==== Stored rows

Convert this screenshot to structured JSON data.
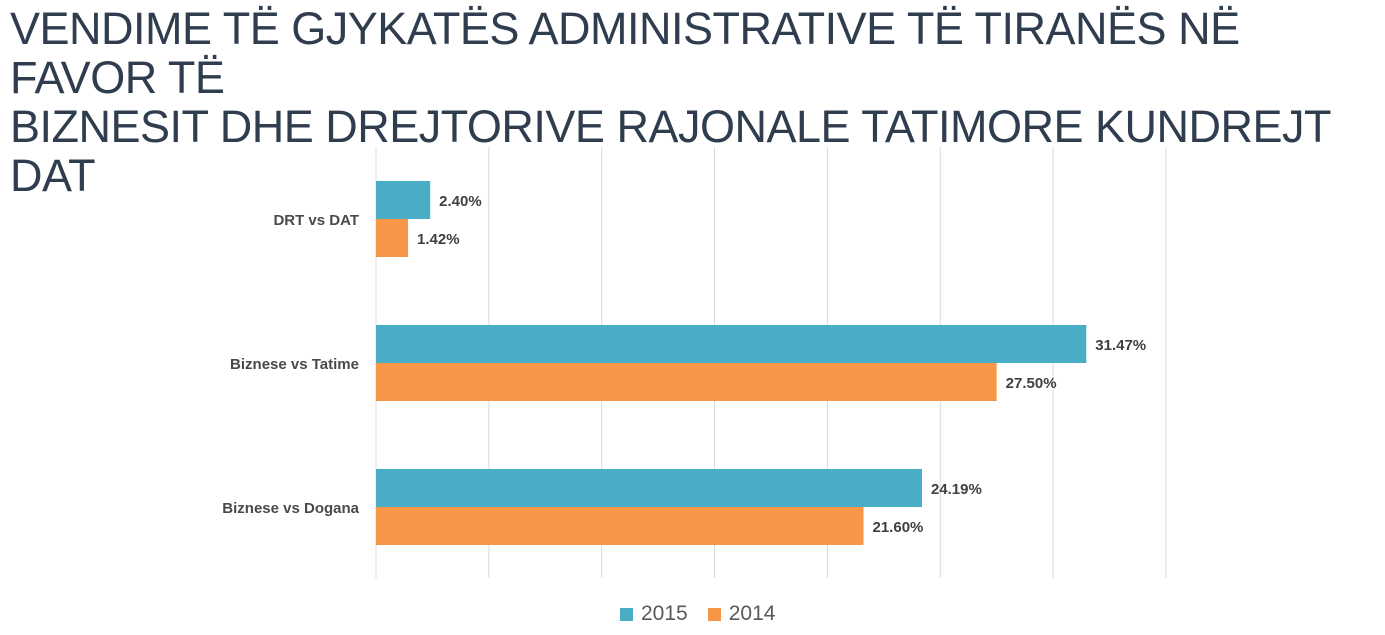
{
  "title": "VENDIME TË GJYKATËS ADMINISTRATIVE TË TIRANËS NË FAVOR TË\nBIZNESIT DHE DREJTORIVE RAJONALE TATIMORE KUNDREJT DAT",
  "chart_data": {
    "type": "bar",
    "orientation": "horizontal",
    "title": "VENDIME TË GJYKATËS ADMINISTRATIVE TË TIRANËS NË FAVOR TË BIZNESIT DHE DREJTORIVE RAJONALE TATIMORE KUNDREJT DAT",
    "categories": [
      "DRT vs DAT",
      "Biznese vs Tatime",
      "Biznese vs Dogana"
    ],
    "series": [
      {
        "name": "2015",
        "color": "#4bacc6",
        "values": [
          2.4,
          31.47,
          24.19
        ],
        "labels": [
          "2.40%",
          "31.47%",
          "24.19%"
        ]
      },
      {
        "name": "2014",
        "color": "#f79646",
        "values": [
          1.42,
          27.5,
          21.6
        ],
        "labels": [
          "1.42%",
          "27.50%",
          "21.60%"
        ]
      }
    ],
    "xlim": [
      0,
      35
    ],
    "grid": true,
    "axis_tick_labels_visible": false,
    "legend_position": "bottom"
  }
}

========

▶ **Problem details**
Quote all the lines above exactly as given. Do not include the pictures.

▶ **Solved exercise**
Convert this screenshot to structured JSON data.
{
  "title": "VENDIME TË GJYKATËS ADMINISTRATIVE TË TIRANËS NË FAVOR TË\nBIZNESIT DHE DREJTORIVE RAJONALE TATIMORE KUNDREJT DAT",
  "chart_data": {
    "type": "bar",
    "orientation": "horizontal",
    "title": "VENDIME TË GJYKATËS ADMINISTRATIVE TË TIRANËS NË FAVOR TË BIZNESIT DHE DREJTORIVE RAJONALE TATIMORE KUNDREJT DAT",
    "categories": [
      "DRT vs DAT",
      "Biznese vs Tatime",
      "Biznese vs Dogana"
    ],
    "series": [
      {
        "name": "2015",
        "color": "#4bacc6",
        "values": [
          2.4,
          31.47,
          24.19
        ],
        "labels": [
          "2.40%",
          "31.47%",
          "24.19%"
        ]
      },
      {
        "name": "2014",
        "color": "#f79646",
        "values": [
          1.42,
          27.5,
          21.6
        ],
        "labels": [
          "1.42%",
          "27.50%",
          "21.60%"
        ]
      }
    ],
    "xlim": [
      0,
      35
    ],
    "grid": true,
    "axis_tick_labels_visible": false,
    "legend_position": "bottom"
  }
}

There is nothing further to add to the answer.